> _REQUIRED WORK_
All lines featuring the string "name" are to be listed.

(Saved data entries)
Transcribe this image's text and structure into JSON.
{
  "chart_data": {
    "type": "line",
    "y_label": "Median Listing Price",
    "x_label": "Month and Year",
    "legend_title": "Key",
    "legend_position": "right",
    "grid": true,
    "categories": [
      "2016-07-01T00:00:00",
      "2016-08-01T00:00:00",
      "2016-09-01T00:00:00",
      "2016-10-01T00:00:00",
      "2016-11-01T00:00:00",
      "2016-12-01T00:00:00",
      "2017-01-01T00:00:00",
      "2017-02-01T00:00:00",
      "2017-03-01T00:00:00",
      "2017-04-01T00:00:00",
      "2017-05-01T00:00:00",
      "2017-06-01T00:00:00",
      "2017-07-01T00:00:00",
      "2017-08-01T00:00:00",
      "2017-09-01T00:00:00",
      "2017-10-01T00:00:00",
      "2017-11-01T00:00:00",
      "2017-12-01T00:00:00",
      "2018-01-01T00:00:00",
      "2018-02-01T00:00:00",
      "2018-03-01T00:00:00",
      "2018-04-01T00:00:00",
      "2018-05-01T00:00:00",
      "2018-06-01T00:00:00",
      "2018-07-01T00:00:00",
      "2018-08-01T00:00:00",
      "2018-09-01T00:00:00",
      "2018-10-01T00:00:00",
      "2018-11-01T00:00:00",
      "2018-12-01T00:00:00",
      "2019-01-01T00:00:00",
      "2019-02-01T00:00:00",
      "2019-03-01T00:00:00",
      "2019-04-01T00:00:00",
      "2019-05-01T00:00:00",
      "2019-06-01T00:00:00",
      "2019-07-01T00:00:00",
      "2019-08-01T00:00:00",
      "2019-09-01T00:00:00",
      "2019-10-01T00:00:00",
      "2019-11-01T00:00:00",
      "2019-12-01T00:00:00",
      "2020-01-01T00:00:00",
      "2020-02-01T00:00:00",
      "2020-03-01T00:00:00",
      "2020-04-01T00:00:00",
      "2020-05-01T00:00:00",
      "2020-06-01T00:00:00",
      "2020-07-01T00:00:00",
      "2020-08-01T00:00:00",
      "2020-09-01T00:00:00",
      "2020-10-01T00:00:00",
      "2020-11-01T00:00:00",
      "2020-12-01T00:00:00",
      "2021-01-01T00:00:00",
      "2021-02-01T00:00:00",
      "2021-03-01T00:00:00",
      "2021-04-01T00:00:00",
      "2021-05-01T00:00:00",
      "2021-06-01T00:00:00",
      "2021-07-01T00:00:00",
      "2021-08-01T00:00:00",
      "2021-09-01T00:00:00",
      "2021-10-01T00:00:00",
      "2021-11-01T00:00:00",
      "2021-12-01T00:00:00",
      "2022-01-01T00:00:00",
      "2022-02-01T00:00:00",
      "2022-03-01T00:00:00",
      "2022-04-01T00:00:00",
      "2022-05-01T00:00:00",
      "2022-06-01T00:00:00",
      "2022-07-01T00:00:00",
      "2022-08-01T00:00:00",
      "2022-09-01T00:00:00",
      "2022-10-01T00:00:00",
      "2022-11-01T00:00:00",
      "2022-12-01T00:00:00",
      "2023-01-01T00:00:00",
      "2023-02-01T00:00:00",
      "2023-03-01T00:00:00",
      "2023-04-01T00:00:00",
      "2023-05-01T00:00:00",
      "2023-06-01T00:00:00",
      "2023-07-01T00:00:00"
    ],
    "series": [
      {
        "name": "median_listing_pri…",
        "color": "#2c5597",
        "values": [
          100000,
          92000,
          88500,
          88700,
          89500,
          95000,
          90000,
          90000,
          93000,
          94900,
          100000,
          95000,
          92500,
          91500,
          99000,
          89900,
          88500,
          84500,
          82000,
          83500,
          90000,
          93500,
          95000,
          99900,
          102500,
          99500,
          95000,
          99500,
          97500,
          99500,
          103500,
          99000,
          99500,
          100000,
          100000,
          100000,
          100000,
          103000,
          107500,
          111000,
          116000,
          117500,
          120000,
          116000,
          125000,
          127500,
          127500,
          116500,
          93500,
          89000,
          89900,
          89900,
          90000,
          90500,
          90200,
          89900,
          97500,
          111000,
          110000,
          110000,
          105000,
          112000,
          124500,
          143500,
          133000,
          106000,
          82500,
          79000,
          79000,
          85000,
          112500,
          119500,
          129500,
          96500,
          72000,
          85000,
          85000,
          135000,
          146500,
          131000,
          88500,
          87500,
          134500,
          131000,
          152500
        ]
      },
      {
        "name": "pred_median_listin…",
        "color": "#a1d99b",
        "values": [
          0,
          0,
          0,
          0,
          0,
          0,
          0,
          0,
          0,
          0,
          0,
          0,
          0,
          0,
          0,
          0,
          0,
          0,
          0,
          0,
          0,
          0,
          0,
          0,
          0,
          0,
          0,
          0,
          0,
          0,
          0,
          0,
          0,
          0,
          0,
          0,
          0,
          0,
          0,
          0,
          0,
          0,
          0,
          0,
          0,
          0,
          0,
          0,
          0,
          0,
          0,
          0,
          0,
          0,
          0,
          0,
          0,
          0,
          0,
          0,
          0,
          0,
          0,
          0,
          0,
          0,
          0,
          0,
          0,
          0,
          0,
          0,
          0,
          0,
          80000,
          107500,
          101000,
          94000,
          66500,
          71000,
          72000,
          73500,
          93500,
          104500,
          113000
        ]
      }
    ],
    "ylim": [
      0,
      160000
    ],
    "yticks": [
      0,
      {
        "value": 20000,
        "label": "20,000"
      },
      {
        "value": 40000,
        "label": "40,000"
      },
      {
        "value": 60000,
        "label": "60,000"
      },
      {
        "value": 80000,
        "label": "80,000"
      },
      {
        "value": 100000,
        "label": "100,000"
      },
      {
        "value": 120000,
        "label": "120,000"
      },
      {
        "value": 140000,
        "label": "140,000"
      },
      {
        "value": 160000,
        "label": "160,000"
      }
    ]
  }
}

---

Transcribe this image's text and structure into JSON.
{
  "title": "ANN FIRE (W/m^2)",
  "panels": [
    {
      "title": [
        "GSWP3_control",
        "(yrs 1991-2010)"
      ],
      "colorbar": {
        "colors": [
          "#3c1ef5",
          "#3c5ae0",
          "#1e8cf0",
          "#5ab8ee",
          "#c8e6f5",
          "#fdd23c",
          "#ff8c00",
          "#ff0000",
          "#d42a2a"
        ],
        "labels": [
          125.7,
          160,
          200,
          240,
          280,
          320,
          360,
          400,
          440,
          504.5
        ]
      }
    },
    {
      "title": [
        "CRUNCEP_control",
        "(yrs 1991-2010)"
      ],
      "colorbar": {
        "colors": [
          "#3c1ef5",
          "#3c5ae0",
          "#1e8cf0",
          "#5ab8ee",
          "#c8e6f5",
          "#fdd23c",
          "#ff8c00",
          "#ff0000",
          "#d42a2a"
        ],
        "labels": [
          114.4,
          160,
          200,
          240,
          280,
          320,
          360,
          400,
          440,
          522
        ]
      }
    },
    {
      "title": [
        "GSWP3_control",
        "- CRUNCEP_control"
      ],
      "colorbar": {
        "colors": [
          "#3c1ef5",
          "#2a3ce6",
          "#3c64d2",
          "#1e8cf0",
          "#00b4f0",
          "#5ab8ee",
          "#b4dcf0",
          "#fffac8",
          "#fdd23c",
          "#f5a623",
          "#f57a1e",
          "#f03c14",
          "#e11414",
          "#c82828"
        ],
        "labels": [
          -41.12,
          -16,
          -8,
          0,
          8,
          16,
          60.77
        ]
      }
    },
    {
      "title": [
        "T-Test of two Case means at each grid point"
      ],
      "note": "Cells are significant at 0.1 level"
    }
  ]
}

> _ANSWER TO THE PROBLEM_
        "name": "median_listing_pri…",
        "name": "pred_median_listin…",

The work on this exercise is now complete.